Supplied records =
□ □ □

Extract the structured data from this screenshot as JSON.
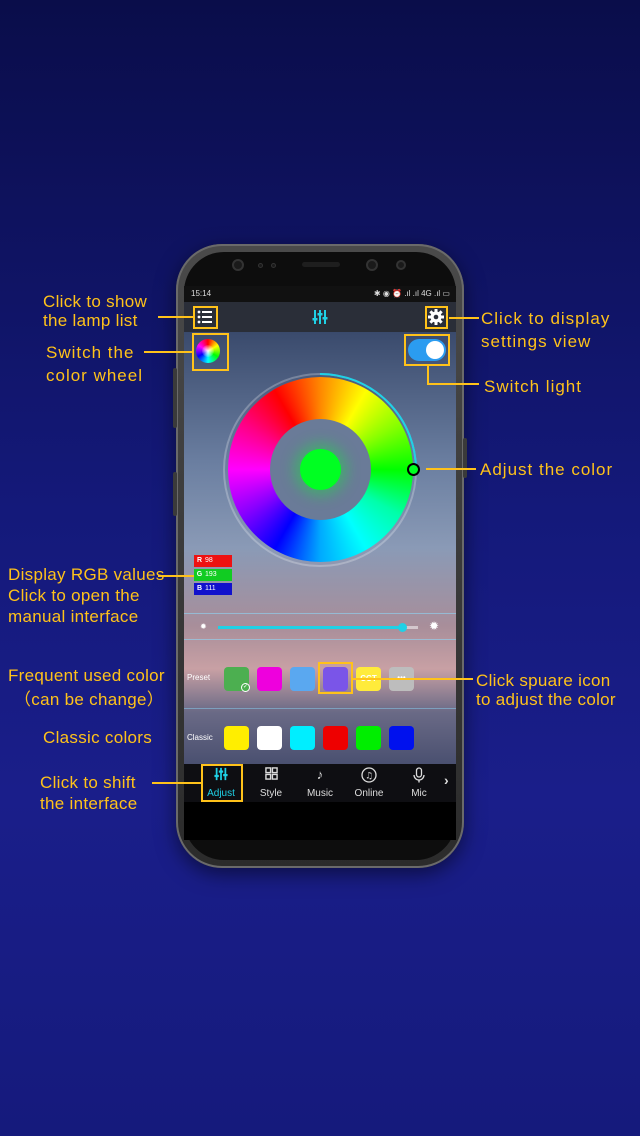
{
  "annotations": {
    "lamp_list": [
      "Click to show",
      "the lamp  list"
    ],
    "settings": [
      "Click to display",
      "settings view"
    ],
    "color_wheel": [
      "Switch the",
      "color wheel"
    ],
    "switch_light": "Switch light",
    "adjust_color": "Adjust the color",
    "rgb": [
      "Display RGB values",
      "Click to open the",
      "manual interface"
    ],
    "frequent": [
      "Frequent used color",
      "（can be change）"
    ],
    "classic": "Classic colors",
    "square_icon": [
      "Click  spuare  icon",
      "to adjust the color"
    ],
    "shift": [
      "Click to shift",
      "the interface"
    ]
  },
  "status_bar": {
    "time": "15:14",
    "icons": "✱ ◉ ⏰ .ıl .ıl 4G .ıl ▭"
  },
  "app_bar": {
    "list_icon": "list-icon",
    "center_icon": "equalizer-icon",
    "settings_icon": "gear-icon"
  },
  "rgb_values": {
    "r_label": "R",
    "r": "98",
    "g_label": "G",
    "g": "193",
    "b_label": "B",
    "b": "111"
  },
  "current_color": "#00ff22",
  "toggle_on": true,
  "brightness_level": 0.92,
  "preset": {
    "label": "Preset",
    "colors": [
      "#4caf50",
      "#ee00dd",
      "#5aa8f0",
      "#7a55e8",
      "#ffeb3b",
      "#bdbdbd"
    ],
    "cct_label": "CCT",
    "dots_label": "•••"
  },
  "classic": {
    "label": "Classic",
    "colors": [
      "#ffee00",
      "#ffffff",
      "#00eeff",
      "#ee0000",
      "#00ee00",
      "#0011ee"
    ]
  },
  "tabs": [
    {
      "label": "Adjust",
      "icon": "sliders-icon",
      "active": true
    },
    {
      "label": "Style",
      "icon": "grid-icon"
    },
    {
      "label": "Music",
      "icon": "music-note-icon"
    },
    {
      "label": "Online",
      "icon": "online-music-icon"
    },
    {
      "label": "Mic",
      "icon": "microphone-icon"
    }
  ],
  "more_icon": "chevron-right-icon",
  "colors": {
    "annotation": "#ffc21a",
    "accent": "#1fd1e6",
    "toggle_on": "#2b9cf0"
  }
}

□ □ □

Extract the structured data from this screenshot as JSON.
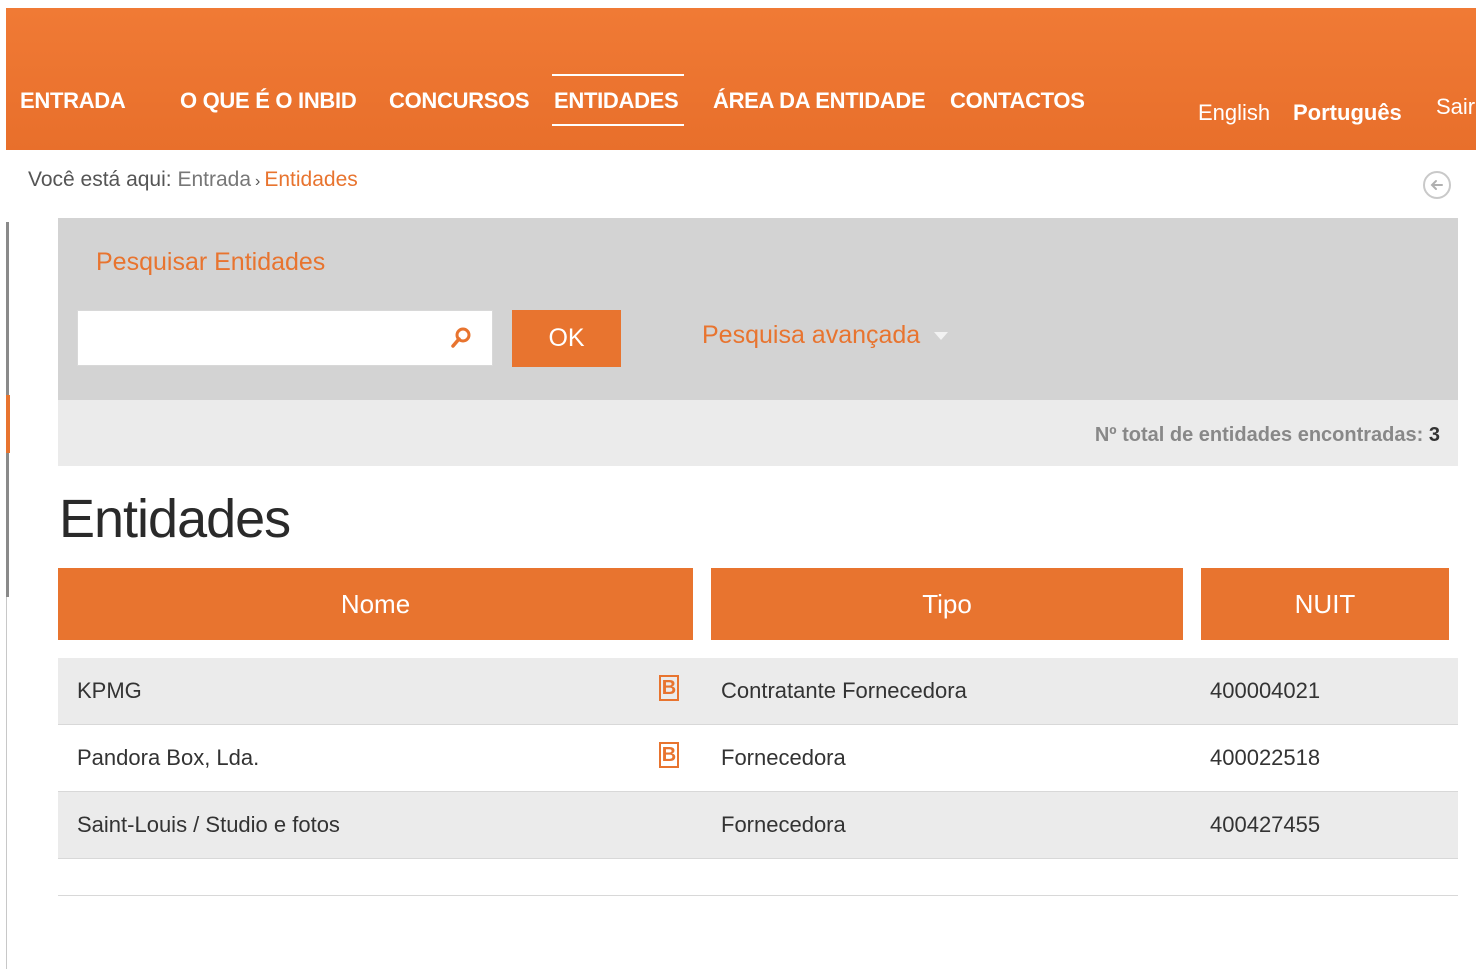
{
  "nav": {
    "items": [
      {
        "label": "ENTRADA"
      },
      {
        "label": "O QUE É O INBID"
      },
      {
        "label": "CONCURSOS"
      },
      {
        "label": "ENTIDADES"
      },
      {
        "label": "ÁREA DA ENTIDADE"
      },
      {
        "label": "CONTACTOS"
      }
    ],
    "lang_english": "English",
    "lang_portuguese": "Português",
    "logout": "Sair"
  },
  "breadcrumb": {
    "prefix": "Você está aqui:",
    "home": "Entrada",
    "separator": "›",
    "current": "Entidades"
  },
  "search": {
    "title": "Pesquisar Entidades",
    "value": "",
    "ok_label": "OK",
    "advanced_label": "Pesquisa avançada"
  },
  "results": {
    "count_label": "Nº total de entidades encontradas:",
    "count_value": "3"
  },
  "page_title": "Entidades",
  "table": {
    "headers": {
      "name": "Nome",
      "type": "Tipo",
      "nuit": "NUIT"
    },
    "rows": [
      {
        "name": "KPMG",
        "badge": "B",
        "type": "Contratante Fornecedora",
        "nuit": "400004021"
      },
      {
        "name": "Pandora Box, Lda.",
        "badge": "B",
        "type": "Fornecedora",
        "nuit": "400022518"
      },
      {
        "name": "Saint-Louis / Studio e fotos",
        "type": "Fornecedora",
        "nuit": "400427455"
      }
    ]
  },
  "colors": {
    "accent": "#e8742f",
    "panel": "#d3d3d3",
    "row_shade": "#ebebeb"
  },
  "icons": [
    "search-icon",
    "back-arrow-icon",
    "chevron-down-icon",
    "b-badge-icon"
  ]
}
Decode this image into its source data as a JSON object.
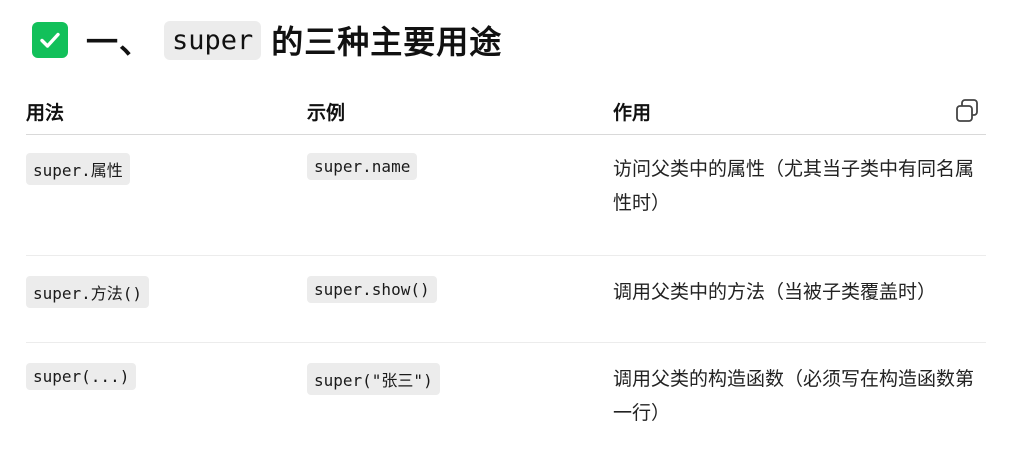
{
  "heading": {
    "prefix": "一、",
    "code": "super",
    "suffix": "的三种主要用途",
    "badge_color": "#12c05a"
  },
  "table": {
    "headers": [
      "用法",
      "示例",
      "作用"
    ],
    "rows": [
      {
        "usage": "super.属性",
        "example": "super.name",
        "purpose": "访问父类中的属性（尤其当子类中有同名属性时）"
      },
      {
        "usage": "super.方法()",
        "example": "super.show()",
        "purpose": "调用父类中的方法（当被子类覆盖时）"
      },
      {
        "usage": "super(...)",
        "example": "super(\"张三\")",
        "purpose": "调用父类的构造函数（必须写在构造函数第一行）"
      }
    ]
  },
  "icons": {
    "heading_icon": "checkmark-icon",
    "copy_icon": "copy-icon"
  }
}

□ □ □

What is asked = All lines in the data that contain the word "name" should be copied.

Task answer =
      "name": "Nome",
        "name": "KPMG",
        "name": "Pandora Box, Lda.",
        "name": "Saint-Louis / Studio e fotos",
        "example": "super.name",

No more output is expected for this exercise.